WRITTEN INSTRUCTION:
Search the listing below for "accompanies". Copy each matching line.

(Extracted records)

--

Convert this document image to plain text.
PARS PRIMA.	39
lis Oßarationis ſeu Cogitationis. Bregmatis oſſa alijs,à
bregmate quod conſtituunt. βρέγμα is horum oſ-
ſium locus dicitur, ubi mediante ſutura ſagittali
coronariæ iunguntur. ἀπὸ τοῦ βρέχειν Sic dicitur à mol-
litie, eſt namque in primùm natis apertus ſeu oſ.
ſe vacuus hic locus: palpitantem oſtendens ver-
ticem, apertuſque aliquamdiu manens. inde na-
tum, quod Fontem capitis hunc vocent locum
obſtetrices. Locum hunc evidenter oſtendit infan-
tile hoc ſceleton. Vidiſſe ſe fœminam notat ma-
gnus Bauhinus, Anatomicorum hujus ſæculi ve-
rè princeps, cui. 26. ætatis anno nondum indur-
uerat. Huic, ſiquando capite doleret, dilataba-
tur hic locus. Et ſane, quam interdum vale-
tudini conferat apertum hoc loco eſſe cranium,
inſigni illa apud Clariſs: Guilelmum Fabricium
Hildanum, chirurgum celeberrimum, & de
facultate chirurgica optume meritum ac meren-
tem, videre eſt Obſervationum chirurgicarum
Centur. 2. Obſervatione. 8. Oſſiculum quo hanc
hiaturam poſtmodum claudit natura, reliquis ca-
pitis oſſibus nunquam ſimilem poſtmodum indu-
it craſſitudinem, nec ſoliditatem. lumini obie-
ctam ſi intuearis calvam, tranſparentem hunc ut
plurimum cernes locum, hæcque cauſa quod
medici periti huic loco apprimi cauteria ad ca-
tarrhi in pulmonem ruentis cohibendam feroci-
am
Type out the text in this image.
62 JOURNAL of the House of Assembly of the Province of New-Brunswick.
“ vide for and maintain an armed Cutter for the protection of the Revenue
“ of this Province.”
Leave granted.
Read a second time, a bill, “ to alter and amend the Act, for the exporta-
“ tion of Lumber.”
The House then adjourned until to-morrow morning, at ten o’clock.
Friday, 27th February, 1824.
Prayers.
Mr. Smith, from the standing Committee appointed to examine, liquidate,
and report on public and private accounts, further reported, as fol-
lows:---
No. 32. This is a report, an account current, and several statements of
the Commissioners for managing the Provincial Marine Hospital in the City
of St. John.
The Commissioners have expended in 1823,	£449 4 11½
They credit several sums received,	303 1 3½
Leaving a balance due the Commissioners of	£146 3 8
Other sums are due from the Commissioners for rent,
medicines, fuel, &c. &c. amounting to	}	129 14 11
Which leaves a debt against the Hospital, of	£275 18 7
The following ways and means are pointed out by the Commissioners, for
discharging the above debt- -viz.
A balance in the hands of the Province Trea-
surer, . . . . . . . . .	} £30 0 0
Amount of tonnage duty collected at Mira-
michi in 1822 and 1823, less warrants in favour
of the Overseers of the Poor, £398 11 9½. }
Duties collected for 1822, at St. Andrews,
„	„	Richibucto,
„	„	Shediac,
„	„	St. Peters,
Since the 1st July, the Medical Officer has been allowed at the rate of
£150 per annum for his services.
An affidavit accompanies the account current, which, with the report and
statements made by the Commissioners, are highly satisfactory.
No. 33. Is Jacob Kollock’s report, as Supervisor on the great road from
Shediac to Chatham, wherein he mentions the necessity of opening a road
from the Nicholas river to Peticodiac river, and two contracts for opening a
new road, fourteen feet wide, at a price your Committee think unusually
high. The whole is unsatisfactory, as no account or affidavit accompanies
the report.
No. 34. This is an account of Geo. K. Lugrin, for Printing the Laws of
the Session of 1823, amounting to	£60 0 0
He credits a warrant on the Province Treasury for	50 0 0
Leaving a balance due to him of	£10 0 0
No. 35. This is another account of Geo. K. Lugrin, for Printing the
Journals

--

RESULT OF THIS EXERCISE:
An affidavit accompanies the account current, which, with the report and
high. The whole is unsatisfactory, as no account or affidavit accompanies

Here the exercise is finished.